§ **What is asked**
Every line of the material below must be repeated exactly.

(Dataset records)
━━━

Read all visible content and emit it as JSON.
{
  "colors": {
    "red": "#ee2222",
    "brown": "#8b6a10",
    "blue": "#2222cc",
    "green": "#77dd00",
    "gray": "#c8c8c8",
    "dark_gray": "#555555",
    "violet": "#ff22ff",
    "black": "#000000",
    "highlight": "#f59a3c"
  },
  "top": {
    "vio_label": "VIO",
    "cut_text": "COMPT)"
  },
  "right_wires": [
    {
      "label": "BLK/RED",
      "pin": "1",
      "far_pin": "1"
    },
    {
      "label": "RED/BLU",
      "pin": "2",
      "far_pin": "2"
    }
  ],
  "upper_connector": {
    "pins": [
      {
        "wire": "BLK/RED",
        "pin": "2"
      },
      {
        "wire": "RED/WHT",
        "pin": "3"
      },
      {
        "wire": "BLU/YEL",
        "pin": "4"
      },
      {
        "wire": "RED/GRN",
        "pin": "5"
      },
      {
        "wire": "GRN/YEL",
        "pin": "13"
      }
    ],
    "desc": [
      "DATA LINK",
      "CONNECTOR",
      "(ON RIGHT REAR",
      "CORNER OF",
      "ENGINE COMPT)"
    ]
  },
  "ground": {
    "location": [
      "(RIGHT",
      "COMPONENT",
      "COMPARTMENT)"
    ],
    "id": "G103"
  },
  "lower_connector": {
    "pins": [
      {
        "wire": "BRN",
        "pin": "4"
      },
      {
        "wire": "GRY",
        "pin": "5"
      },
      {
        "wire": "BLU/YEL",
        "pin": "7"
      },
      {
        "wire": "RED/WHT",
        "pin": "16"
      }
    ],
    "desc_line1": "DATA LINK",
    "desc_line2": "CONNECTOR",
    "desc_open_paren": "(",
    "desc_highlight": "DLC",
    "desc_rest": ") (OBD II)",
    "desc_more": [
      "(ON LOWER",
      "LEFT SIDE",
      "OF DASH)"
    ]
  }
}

━━━

§ **The result**
Read all visible content and emit it as JSON.
{
  "colors": {
    "red": "#ee2222",
    "brown": "#8b6a10",
    "blue": "#2222cc",
    "green": "#77dd00",
    "gray": "#c8c8c8",
    "dark_gray": "#555555",
    "violet": "#ff22ff",
    "black": "#000000",
    "highlight": "#f59a3c"
  },
  "top": {
    "vio_label": "VIO",
    "cut_text": "COMPT)"
  },
  "right_wires": [
    {
      "label": "BLK/RED",
      "pin": "1",
      "far_pin": "1"
    },
    {
      "label": "RED/BLU",
      "pin": "2",
      "far_pin": "2"
    }
  ],
  "upper_connector": {
    "pins": [
      {
        "wire": "BLK/RED",
        "pin": "2"
      },
      {
        "wire": "RED/WHT",
        "pin": "3"
      },
      {
        "wire": "BLU/YEL",
        "pin": "4"
      },
      {
        "wire": "RED/GRN",
        "pin": "5"
      },
      {
        "wire": "GRN/YEL",
        "pin": "13"
      }
    ],
    "desc": [
      "DATA LINK",
      "CONNECTOR",
      "(ON RIGHT REAR",
      "CORNER OF",
      "ENGINE COMPT)"
    ]
  },
  "ground": {
    "location": [
      "(RIGHT",
      "COMPONENT",
      "COMPARTMENT)"
    ],
    "id": "G103"
  },
  "lower_connector": {
    "pins": [
      {
        "wire": "BRN",
        "pin": "4"
      },
      {
        "wire": "GRY",
        "pin": "5"
      },
      {
        "wire": "BLU/YEL",
        "pin": "7"
      },
      {
        "wire": "RED/WHT",
        "pin": "16"
      }
    ],
    "desc_line1": "DATA LINK",
    "desc_line2": "CONNECTOR",
    "desc_open_paren": "(",
    "desc_highlight": "DLC",
    "desc_rest": ") (OBD II)",
    "desc_more": [
      "(ON LOWER",
      "LEFT SIDE",
      "OF DASH)"
    ]
  }
}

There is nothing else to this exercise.